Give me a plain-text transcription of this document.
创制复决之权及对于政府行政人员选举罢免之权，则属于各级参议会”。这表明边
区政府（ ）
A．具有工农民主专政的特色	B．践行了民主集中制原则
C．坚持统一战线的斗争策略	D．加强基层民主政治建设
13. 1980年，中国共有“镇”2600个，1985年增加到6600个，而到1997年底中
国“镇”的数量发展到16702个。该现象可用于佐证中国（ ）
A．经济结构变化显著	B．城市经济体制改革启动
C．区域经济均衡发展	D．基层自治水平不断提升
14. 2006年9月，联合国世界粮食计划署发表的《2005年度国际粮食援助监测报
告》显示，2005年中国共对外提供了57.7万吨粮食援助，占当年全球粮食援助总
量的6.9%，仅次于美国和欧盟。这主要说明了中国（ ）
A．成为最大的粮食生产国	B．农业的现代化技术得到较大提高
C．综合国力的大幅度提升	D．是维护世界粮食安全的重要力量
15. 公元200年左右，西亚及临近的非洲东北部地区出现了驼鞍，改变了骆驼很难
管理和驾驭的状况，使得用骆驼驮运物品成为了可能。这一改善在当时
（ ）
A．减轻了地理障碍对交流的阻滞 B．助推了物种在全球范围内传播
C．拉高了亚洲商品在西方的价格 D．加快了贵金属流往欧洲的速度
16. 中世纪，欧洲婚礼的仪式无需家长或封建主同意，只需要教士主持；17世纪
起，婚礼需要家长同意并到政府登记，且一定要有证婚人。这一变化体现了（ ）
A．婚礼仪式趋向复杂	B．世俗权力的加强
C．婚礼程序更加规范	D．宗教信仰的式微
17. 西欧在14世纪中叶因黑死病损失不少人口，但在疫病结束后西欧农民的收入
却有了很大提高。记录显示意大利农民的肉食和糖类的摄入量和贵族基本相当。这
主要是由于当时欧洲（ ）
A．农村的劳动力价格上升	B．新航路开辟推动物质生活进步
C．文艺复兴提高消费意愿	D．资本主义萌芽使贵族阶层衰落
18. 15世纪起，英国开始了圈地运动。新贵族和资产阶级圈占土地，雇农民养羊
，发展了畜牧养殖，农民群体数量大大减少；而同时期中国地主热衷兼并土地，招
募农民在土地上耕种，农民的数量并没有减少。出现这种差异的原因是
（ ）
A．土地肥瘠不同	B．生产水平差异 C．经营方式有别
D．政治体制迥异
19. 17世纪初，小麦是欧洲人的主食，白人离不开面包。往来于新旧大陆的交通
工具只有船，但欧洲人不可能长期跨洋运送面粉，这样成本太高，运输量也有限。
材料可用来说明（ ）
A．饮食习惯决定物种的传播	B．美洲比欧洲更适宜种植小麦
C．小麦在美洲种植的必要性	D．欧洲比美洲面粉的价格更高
..............................
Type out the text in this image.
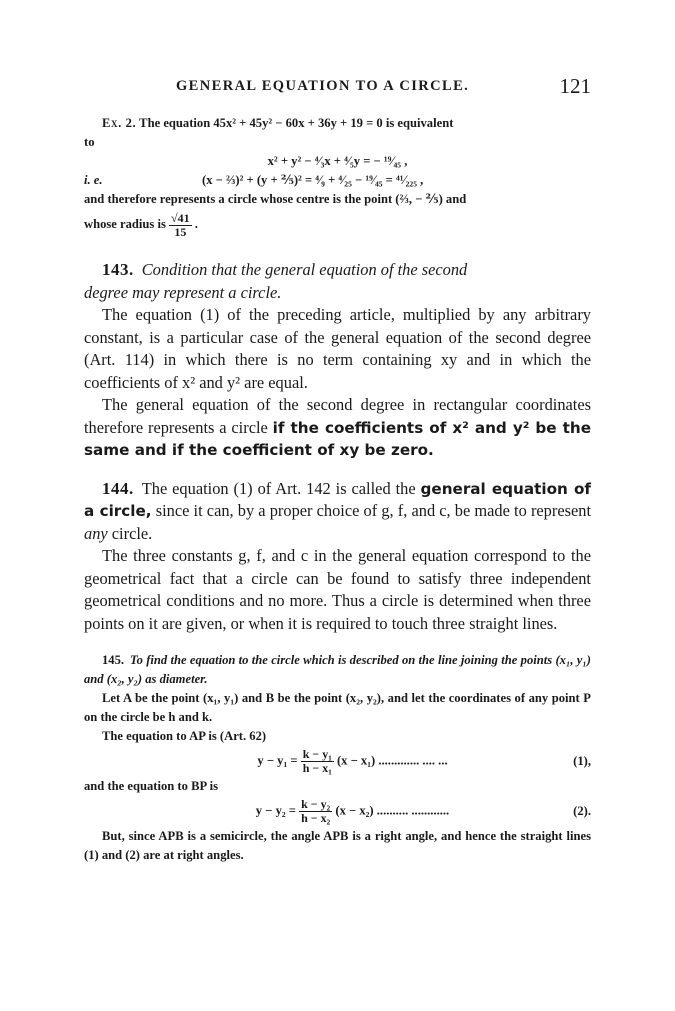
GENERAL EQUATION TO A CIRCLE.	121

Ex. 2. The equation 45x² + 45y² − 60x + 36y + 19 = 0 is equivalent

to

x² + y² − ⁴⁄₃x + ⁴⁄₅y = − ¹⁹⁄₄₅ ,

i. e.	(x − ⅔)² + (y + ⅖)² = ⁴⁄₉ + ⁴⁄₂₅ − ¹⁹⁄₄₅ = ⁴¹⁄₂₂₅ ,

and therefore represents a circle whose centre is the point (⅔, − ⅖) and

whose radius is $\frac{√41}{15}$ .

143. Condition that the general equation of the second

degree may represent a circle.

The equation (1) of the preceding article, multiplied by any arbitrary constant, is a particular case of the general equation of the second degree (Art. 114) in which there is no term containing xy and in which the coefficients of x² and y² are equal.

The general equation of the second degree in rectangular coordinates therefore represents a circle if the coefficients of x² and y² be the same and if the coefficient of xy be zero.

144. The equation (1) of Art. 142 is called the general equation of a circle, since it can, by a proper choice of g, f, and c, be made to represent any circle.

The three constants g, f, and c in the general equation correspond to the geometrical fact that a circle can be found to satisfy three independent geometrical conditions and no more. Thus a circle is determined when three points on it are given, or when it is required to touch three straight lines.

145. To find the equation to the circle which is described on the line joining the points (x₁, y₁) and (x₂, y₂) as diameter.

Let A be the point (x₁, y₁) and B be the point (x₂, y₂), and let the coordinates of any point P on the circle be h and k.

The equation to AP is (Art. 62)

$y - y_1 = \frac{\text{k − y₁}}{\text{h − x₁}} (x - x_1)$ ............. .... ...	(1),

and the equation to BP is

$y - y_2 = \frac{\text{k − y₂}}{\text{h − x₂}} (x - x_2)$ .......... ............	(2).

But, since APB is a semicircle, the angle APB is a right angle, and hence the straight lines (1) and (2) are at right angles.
..............................
Work to be completed: Select and copy every line from the records that includes the word "text".

Final result:
Give me a plain-text transcription of this document.
Type out the text in this image.
$y - y_1 = \frac{\text{k − y₁}}{\text{h − x₁}} (x - x_1)$ ............. .... ...	(1),
$y - y_2 = \frac{\text{k − y₂}}{\text{h − x₂}} (x - x_2)$ .......... ............	(2).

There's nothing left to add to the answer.